--- Records for this task ---

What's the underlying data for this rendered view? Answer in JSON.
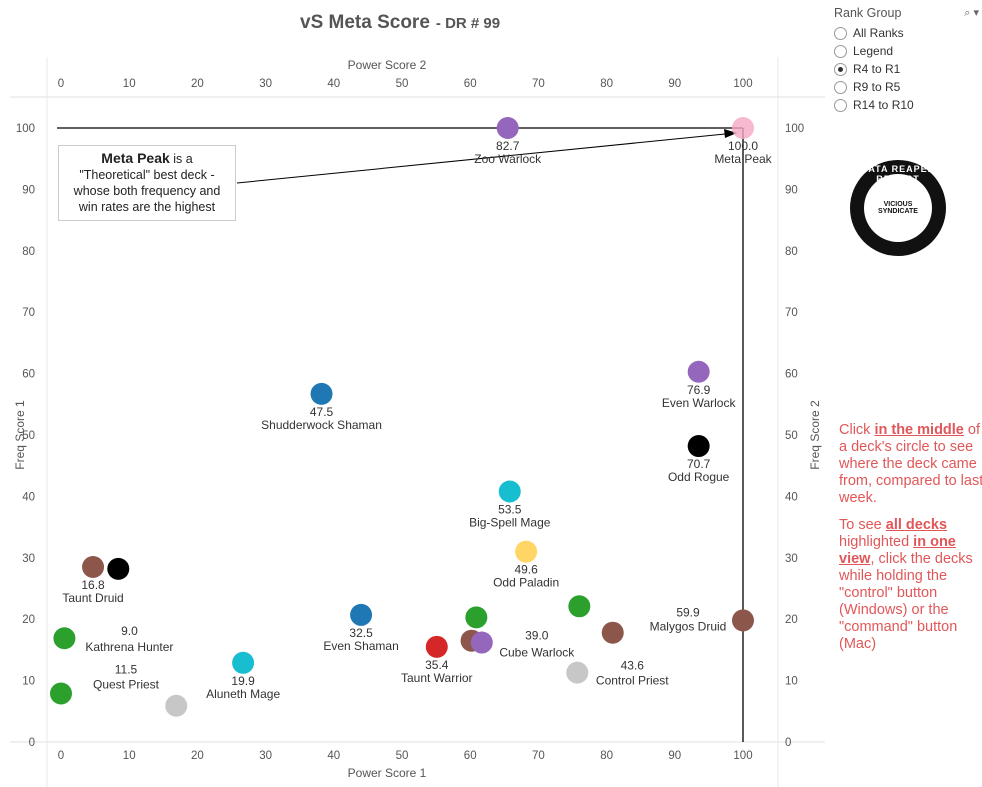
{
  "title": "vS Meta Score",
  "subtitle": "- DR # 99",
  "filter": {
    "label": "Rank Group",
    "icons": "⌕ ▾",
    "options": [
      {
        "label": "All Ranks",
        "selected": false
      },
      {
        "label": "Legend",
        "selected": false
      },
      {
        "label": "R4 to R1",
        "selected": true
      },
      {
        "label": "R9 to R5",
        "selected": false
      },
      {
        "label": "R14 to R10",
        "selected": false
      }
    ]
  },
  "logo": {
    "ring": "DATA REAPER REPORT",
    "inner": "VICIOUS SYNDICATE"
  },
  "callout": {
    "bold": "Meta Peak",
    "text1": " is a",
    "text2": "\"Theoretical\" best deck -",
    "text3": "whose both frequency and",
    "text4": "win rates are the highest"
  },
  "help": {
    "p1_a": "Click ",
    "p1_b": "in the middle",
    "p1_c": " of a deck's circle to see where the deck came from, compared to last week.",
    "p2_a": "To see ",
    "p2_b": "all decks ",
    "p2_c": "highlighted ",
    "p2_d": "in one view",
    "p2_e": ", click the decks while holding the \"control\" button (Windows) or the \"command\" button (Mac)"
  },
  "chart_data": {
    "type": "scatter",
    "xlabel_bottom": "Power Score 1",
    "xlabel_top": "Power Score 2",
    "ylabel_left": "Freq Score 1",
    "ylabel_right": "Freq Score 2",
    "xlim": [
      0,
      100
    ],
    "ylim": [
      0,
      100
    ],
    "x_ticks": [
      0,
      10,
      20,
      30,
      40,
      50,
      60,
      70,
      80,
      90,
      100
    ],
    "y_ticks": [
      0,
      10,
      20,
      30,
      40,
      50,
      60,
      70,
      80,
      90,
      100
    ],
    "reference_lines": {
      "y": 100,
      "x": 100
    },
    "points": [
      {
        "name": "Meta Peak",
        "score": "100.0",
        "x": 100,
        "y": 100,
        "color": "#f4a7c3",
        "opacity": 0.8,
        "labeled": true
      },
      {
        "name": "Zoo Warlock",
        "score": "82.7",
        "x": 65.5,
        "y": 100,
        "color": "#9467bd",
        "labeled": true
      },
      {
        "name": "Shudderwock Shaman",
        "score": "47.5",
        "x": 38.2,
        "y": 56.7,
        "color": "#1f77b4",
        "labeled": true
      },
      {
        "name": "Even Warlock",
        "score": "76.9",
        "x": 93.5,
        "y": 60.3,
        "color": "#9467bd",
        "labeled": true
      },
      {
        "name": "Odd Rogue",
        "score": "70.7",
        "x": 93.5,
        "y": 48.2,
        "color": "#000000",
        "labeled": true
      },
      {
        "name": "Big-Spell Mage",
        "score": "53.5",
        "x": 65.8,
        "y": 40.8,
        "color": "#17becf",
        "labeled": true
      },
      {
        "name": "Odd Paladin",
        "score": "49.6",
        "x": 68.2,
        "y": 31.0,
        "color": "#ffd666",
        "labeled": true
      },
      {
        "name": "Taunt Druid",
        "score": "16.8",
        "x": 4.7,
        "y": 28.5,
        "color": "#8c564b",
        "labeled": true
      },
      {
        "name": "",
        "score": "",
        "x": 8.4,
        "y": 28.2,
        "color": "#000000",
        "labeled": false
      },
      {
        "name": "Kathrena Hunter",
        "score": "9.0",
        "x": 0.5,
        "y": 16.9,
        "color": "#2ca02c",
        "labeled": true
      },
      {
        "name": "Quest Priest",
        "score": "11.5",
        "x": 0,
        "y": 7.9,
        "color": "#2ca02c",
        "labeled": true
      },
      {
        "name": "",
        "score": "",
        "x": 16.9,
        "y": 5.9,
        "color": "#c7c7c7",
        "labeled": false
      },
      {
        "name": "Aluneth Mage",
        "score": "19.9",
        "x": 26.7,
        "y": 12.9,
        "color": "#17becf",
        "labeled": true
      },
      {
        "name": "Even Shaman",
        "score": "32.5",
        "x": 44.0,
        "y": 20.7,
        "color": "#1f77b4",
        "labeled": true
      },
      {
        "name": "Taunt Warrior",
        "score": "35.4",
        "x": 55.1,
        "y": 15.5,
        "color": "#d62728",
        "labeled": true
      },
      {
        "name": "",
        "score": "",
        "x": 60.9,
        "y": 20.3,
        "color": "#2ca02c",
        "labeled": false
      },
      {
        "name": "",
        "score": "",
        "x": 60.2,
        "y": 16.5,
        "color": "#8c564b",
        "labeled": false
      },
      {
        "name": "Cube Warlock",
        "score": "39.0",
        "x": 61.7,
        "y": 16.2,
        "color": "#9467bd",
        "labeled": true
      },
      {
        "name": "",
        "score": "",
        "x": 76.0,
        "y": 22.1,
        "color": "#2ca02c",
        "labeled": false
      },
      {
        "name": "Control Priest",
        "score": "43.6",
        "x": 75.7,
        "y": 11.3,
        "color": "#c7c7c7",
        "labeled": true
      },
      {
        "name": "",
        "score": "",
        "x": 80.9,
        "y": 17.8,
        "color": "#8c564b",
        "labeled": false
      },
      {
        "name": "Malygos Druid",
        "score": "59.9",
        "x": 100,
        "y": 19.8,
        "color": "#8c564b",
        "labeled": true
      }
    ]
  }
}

---

● Task details
Using the listing above, pull out all lines that hold the word "Taunt".

● Finished exercise
        "name": "Taunt Druid",
        "name": "Taunt Warrior",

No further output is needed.